(Some records)
# # # # # # #

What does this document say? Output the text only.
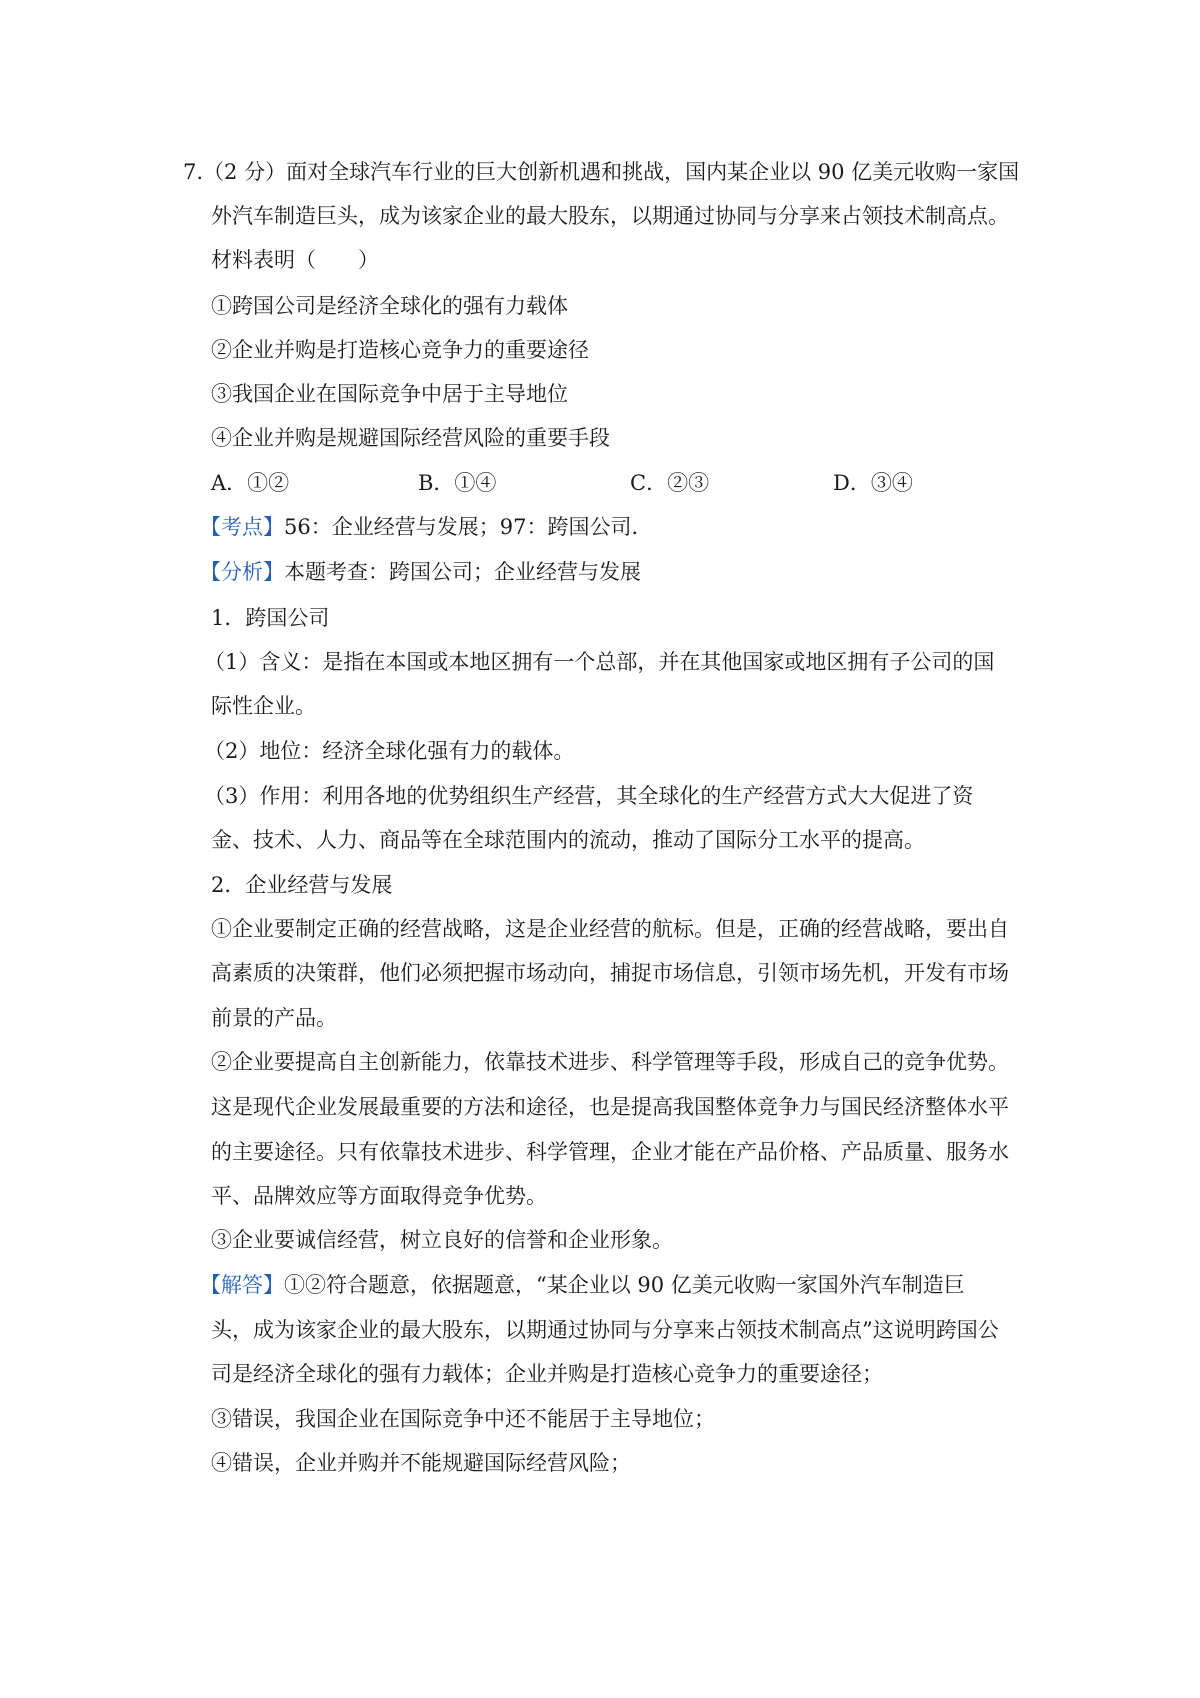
7.（2 分）面对全球汽车行业的巨大创新机遇和挑战，国内某企业以 90 亿美元收购一家国
外汽车制造巨头，成为该家企业的最大股东，以期通过协同与分享来占领技术制高点。
材料表明（　　）
①跨国公司是经济全球化的强有力载体
②企业并购是打造核心竞争力的重要途径
③我国企业在国际竞争中居于主导地位
④企业并购是规避国际经营风险的重要手段
A．①②	B．①④	C．②③	D．③④
【考点】56：企业经营与发展；97：跨国公司．
【分析】本题考查：跨国公司；企业经营与发展
1．跨国公司
（1）含义：是指在本国或本地区拥有一个总部，并在其他国家或地区拥有子公司的国
际性企业。
（2）地位：经济全球化强有力的载体。
（3）作用：利用各地的优势组织生产经营，其全球化的生产经营方式大大促进了资
金、技术、人力、商品等在全球范围内的流动，推动了国际分工水平的提高。
2．企业经营与发展
①企业要制定正确的经营战略，这是企业经营的航标。但是，正确的经营战略，要出自
高素质的决策群，他们必须把握市场动向，捕捉市场信息，引领市场先机，开发有市场
前景的产品。
②企业要提高自主创新能力，依靠技术进步、科学管理等手段，形成自己的竞争优势。
这是现代企业发展最重要的方法和途径，也是提高我国整体竞争力与国民经济整体水平
的主要途径。只有依靠技术进步、科学管理，企业才能在产品价格、产品质量、服务水
平、品牌效应等方面取得竞争优势。
③企业要诚信经营，树立良好的信誉和企业形象。
【解答】①②符合题意，依据题意，“某企业以 90 亿美元收购一家国外汽车制造巨
头，成为该家企业的最大股东，以期通过协同与分享来占领技术制高点”这说明跨国公
司是经济全球化的强有力载体；企业并购是打造核心竞争力的重要途径；
③错误，我国企业在国际竞争中还不能居于主导地位；
④错误，企业并购并不能规避国际经营风险；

# # # # # # #

■ What you need to do: Exclude the pictures, and transcribe all of the material exactly.

■ Written solution:
What does this document say? Output the text only.
7.（2 分）面对全球汽车行业的巨大创新机遇和挑战，国内某企业以 90 亿美元收购一家国
外汽车制造巨头，成为该家企业的最大股东，以期通过协同与分享来占领技术制高点。
材料表明（　　）
①跨国公司是经济全球化的强有力载体
②企业并购是打造核心竞争力的重要途径
③我国企业在国际竞争中居于主导地位
④企业并购是规避国际经营风险的重要手段
A．①②	B．①④	C．②③	D．③④
【考点】56：企业经营与发展；97：跨国公司．
【分析】本题考查：跨国公司；企业经营与发展
1．跨国公司
（1）含义：是指在本国或本地区拥有一个总部，并在其他国家或地区拥有子公司的国
际性企业。
（2）地位：经济全球化强有力的载体。
（3）作用：利用各地的优势组织生产经营，其全球化的生产经营方式大大促进了资
金、技术、人力、商品等在全球范围内的流动，推动了国际分工水平的提高。
2．企业经营与发展
①企业要制定正确的经营战略，这是企业经营的航标。但是，正确的经营战略，要出自
高素质的决策群，他们必须把握市场动向，捕捉市场信息，引领市场先机，开发有市场
前景的产品。
②企业要提高自主创新能力，依靠技术进步、科学管理等手段，形成自己的竞争优势。
这是现代企业发展最重要的方法和途径，也是提高我国整体竞争力与国民经济整体水平
的主要途径。只有依靠技术进步、科学管理，企业才能在产品价格、产品质量、服务水
平、品牌效应等方面取得竞争优势。
③企业要诚信经营，树立良好的信誉和企业形象。
【解答】①②符合题意，依据题意，“某企业以 90 亿美元收购一家国外汽车制造巨
头，成为该家企业的最大股东，以期通过协同与分享来占领技术制高点”这说明跨国公
司是经济全球化的强有力载体；企业并购是打造核心竞争力的重要途径；
③错误，我国企业在国际竞争中还不能居于主导地位；
④错误，企业并购并不能规避国际经营风险；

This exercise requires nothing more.